→ **WHAT TO PRODUCE**: For the data below, work out how many lines contain the word "לצורך" and supply only that number.

→ **TASK INPUT**:
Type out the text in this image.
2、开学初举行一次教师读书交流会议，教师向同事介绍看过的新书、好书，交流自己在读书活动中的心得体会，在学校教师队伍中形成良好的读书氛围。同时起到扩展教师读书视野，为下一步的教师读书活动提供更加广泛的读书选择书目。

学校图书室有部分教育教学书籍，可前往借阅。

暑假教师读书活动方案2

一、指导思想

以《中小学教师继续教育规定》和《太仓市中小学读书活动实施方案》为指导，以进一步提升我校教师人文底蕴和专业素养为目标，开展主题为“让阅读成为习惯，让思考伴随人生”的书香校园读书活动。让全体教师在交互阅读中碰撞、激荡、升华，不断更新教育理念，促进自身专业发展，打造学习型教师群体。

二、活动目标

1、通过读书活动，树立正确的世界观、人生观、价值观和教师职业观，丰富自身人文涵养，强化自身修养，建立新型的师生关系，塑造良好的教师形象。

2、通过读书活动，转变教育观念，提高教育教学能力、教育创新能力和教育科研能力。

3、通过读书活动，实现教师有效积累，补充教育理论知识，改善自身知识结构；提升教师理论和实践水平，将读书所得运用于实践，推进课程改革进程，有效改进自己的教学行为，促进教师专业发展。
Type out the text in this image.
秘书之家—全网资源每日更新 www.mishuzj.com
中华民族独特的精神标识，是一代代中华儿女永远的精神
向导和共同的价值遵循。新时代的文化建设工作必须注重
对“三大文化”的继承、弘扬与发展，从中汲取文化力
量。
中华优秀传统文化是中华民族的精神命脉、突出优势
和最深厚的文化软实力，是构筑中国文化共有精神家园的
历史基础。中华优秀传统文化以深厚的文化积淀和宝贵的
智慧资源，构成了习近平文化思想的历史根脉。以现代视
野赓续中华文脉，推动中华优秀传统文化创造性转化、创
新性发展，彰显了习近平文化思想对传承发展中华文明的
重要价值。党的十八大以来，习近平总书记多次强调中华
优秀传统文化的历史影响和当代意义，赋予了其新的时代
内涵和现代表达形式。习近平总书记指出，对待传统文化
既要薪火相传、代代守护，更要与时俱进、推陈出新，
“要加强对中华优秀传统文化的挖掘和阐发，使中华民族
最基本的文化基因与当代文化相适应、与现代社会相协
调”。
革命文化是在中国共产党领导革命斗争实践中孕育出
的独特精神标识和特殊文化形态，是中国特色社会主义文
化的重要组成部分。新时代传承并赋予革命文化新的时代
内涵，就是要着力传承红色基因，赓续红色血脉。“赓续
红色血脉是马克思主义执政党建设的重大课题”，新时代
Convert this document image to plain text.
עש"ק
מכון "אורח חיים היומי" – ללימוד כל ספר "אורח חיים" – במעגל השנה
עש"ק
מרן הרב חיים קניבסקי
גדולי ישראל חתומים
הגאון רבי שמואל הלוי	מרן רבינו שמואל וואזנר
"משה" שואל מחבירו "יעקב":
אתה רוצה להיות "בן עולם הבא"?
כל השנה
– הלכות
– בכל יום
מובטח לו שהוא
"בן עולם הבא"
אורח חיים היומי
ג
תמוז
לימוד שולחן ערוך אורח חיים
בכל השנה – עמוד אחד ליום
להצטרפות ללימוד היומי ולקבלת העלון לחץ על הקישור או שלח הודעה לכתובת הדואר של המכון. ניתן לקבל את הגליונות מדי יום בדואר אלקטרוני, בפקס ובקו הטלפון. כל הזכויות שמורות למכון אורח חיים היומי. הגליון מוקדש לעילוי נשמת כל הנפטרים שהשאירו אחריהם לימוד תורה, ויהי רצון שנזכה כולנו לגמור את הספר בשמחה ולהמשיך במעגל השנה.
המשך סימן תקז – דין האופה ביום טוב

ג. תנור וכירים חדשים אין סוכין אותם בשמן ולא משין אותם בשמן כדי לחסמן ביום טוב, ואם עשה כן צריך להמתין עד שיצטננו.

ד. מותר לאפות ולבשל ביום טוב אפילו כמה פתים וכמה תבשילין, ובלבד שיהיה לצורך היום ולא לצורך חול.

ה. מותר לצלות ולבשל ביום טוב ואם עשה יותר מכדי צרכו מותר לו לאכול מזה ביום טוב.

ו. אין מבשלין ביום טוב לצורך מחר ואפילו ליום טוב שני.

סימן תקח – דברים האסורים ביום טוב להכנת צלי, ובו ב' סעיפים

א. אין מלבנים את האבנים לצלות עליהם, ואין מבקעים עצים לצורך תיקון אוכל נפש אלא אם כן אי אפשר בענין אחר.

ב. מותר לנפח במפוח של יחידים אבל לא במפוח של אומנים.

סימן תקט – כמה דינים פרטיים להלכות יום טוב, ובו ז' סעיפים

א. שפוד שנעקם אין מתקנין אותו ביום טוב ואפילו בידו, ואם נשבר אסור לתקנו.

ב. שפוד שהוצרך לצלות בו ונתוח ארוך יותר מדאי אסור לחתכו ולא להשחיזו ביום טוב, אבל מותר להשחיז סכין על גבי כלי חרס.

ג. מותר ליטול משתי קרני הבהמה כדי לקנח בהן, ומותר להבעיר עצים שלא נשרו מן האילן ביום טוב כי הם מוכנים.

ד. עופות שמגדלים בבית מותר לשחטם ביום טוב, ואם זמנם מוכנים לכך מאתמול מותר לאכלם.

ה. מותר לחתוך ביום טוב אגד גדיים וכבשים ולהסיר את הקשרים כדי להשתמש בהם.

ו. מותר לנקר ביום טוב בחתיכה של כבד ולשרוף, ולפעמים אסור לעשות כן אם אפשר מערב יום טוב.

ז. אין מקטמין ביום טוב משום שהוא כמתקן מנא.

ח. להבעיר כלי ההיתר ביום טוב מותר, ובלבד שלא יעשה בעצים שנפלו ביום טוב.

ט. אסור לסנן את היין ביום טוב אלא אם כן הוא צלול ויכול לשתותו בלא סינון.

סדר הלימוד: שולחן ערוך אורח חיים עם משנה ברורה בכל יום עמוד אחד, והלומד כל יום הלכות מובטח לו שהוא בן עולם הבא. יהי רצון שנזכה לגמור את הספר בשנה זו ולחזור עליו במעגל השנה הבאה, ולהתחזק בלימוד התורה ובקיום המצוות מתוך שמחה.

→ **ANSWER TO THE PROBLEM**: 3